TASK OBJECTIVE: Copy the records that follow exactly as written, but not their pictures.

DATASET ENTRIES:

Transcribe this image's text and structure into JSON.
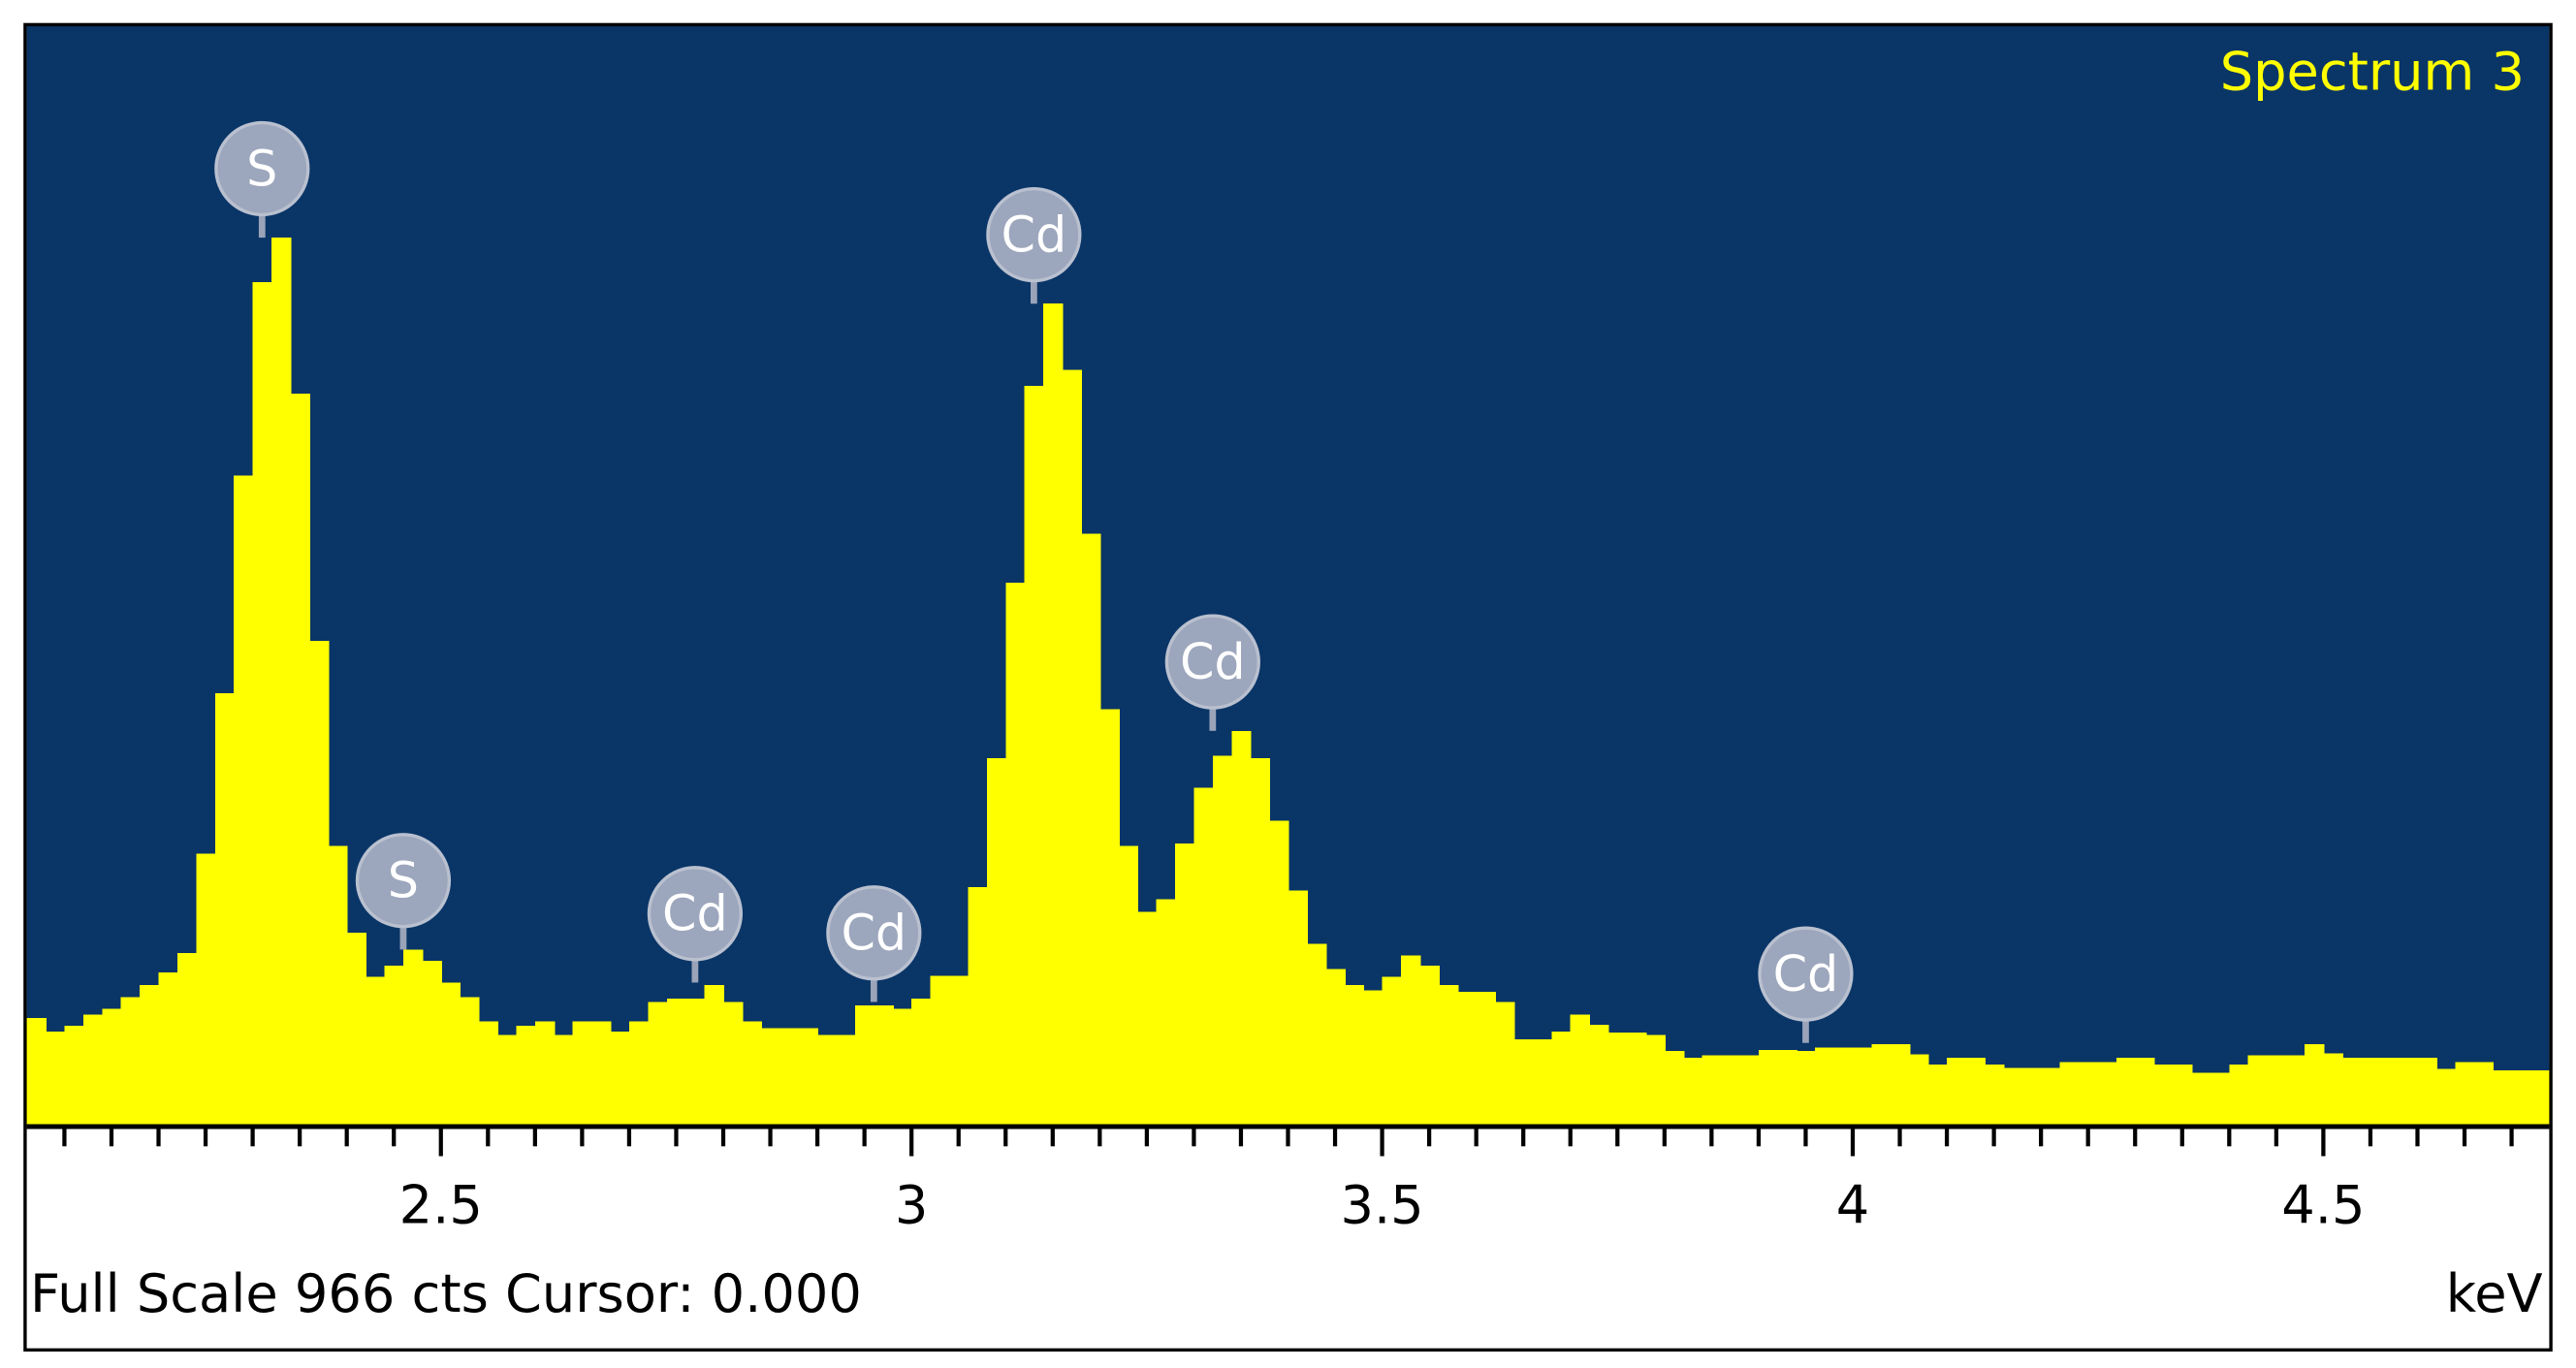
{
  "chart_data": {
    "type": "histogram",
    "title": "Spectrum 3",
    "footer": "Full Scale 966 cts Cursor: 0.000",
    "xlabel": "keV",
    "color": "#ffff00",
    "background": "#0a3567",
    "ylim": [
      0,
      966
    ],
    "xlim": [
      2.06,
      4.74
    ],
    "xticks": [
      2.5,
      3,
      3.5,
      4,
      4.5
    ],
    "xminorticks": [
      2.1,
      2.15,
      2.2,
      2.25,
      2.3,
      2.35,
      2.4,
      2.45,
      2.55,
      2.6,
      2.65,
      2.7,
      2.75,
      2.8,
      2.85,
      2.9,
      2.95,
      3.05,
      3.1,
      3.15,
      3.2,
      3.25,
      3.3,
      3.35,
      3.4,
      3.45,
      3.55,
      3.6,
      3.65,
      3.7,
      3.75,
      3.8,
      3.85,
      3.9,
      3.95,
      4.05,
      4.1,
      4.15,
      4.2,
      4.25,
      4.3,
      4.35,
      4.4,
      4.45,
      4.55,
      4.6,
      4.65,
      4.7
    ],
    "bins": [
      2.06,
      2.08,
      2.1,
      2.12,
      2.14,
      2.16,
      2.18,
      2.2,
      2.22,
      2.24,
      2.26,
      2.28,
      2.3,
      2.32,
      2.34,
      2.36,
      2.38,
      2.4,
      2.42,
      2.44,
      2.46,
      2.48,
      2.5,
      2.52,
      2.54,
      2.56,
      2.58,
      2.6,
      2.62,
      2.64,
      2.66,
      2.68,
      2.7,
      2.72,
      2.74,
      2.76,
      2.78,
      2.8,
      2.82,
      2.84,
      2.86,
      2.88,
      2.9,
      2.92,
      2.94,
      2.96,
      2.98,
      3,
      3.02,
      3.04,
      3.06,
      3.08,
      3.1,
      3.12,
      3.14,
      3.16,
      3.18,
      3.2,
      3.22,
      3.24,
      3.26,
      3.28,
      3.3,
      3.32,
      3.34,
      3.36,
      3.38,
      3.4,
      3.42,
      3.44,
      3.46,
      3.48,
      3.5,
      3.52,
      3.54,
      3.56,
      3.58,
      3.6,
      3.62,
      3.64,
      3.66,
      3.68,
      3.7,
      3.72,
      3.74,
      3.76,
      3.78,
      3.8,
      3.82,
      3.84,
      3.86,
      3.88,
      3.9,
      3.92,
      3.94,
      3.96,
      3.98,
      4,
      4.02,
      4.04,
      4.06,
      4.08,
      4.1,
      4.12,
      4.14,
      4.16,
      4.18,
      4.2,
      4.22,
      4.24,
      4.26,
      4.28,
      4.3,
      4.32,
      4.34,
      4.36,
      4.38,
      4.4,
      4.42,
      4.44,
      4.46,
      4.48,
      4.5,
      4.52,
      4.54,
      4.56,
      4.58,
      4.6,
      4.62,
      4.64,
      4.66,
      4.68,
      4.7,
      4.72,
      4.74
    ],
    "values": [
      94,
      82,
      87,
      97,
      102,
      112,
      123,
      134,
      151,
      238,
      379,
      570,
      740,
      779,
      642,
      425,
      245,
      169,
      130,
      140,
      154,
      144,
      125,
      112,
      91,
      79,
      87,
      91,
      79,
      91,
      91,
      82,
      91,
      108,
      111,
      111,
      123,
      108,
      91,
      85,
      85,
      85,
      79,
      79,
      105,
      105,
      102,
      111,
      131,
      131,
      209,
      322,
      476,
      649,
      721,
      663,
      519,
      365,
      245,
      187,
      198,
      247,
      296,
      324,
      346,
      322,
      267,
      206,
      159,
      137,
      123,
      118,
      130,
      149,
      140,
      123,
      117,
      117,
      108,
      75,
      75,
      82,
      97,
      88,
      81,
      81,
      79,
      65,
      59,
      61,
      61,
      61,
      66,
      66,
      65,
      68,
      68,
      68,
      71,
      71,
      62,
      53,
      59,
      59,
      53,
      50,
      50,
      50,
      55,
      55,
      55,
      59,
      59,
      53,
      53,
      46,
      46,
      53,
      61,
      61,
      61,
      71,
      63,
      59,
      59,
      59,
      59,
      59,
      49,
      55,
      55,
      48,
      48,
      48
    ],
    "annotations": [
      {
        "label": "S",
        "x": 2.31,
        "y": 779
      },
      {
        "label": "S",
        "x": 2.46,
        "y": 154
      },
      {
        "label": "Cd",
        "x": 2.77,
        "y": 125
      },
      {
        "label": "Cd",
        "x": 2.96,
        "y": 108
      },
      {
        "label": "Cd",
        "x": 3.13,
        "y": 721
      },
      {
        "label": "Cd",
        "x": 3.32,
        "y": 346
      },
      {
        "label": "Cd",
        "x": 3.95,
        "y": 72
      }
    ]
  }
}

FINISHED ANSWER:
Transcribe this image's text and structure into JSON.
{
  "chart_data": {
    "type": "histogram",
    "title": "Spectrum 3",
    "footer": "Full Scale 966 cts Cursor: 0.000",
    "xlabel": "keV",
    "color": "#ffff00",
    "background": "#0a3567",
    "ylim": [
      0,
      966
    ],
    "xlim": [
      2.06,
      4.74
    ],
    "xticks": [
      2.5,
      3,
      3.5,
      4,
      4.5
    ],
    "xminorticks": [
      2.1,
      2.15,
      2.2,
      2.25,
      2.3,
      2.35,
      2.4,
      2.45,
      2.55,
      2.6,
      2.65,
      2.7,
      2.75,
      2.8,
      2.85,
      2.9,
      2.95,
      3.05,
      3.1,
      3.15,
      3.2,
      3.25,
      3.3,
      3.35,
      3.4,
      3.45,
      3.55,
      3.6,
      3.65,
      3.7,
      3.75,
      3.8,
      3.85,
      3.9,
      3.95,
      4.05,
      4.1,
      4.15,
      4.2,
      4.25,
      4.3,
      4.35,
      4.4,
      4.45,
      4.55,
      4.6,
      4.65,
      4.7
    ],
    "bins": [
      2.06,
      2.08,
      2.1,
      2.12,
      2.14,
      2.16,
      2.18,
      2.2,
      2.22,
      2.24,
      2.26,
      2.28,
      2.3,
      2.32,
      2.34,
      2.36,
      2.38,
      2.4,
      2.42,
      2.44,
      2.46,
      2.48,
      2.5,
      2.52,
      2.54,
      2.56,
      2.58,
      2.6,
      2.62,
      2.64,
      2.66,
      2.68,
      2.7,
      2.72,
      2.74,
      2.76,
      2.78,
      2.8,
      2.82,
      2.84,
      2.86,
      2.88,
      2.9,
      2.92,
      2.94,
      2.96,
      2.98,
      3,
      3.02,
      3.04,
      3.06,
      3.08,
      3.1,
      3.12,
      3.14,
      3.16,
      3.18,
      3.2,
      3.22,
      3.24,
      3.26,
      3.28,
      3.3,
      3.32,
      3.34,
      3.36,
      3.38,
      3.4,
      3.42,
      3.44,
      3.46,
      3.48,
      3.5,
      3.52,
      3.54,
      3.56,
      3.58,
      3.6,
      3.62,
      3.64,
      3.66,
      3.68,
      3.7,
      3.72,
      3.74,
      3.76,
      3.78,
      3.8,
      3.82,
      3.84,
      3.86,
      3.88,
      3.9,
      3.92,
      3.94,
      3.96,
      3.98,
      4,
      4.02,
      4.04,
      4.06,
      4.08,
      4.1,
      4.12,
      4.14,
      4.16,
      4.18,
      4.2,
      4.22,
      4.24,
      4.26,
      4.28,
      4.3,
      4.32,
      4.34,
      4.36,
      4.38,
      4.4,
      4.42,
      4.44,
      4.46,
      4.48,
      4.5,
      4.52,
      4.54,
      4.56,
      4.58,
      4.6,
      4.62,
      4.64,
      4.66,
      4.68,
      4.7,
      4.72,
      4.74
    ],
    "values": [
      94,
      82,
      87,
      97,
      102,
      112,
      123,
      134,
      151,
      238,
      379,
      570,
      740,
      779,
      642,
      425,
      245,
      169,
      130,
      140,
      154,
      144,
      125,
      112,
      91,
      79,
      87,
      91,
      79,
      91,
      91,
      82,
      91,
      108,
      111,
      111,
      123,
      108,
      91,
      85,
      85,
      85,
      79,
      79,
      105,
      105,
      102,
      111,
      131,
      131,
      209,
      322,
      476,
      649,
      721,
      663,
      519,
      365,
      245,
      187,
      198,
      247,
      296,
      324,
      346,
      322,
      267,
      206,
      159,
      137,
      123,
      118,
      130,
      149,
      140,
      123,
      117,
      117,
      108,
      75,
      75,
      82,
      97,
      88,
      81,
      81,
      79,
      65,
      59,
      61,
      61,
      61,
      66,
      66,
      65,
      68,
      68,
      68,
      71,
      71,
      62,
      53,
      59,
      59,
      53,
      50,
      50,
      50,
      55,
      55,
      55,
      59,
      59,
      53,
      53,
      46,
      46,
      53,
      61,
      61,
      61,
      71,
      63,
      59,
      59,
      59,
      59,
      59,
      49,
      55,
      55,
      48,
      48,
      48
    ],
    "annotations": [
      {
        "label": "S",
        "x": 2.31,
        "y": 779
      },
      {
        "label": "S",
        "x": 2.46,
        "y": 154
      },
      {
        "label": "Cd",
        "x": 2.77,
        "y": 125
      },
      {
        "label": "Cd",
        "x": 2.96,
        "y": 108
      },
      {
        "label": "Cd",
        "x": 3.13,
        "y": 721
      },
      {
        "label": "Cd",
        "x": 3.32,
        "y": 346
      },
      {
        "label": "Cd",
        "x": 3.95,
        "y": 72
      }
    ]
  }
}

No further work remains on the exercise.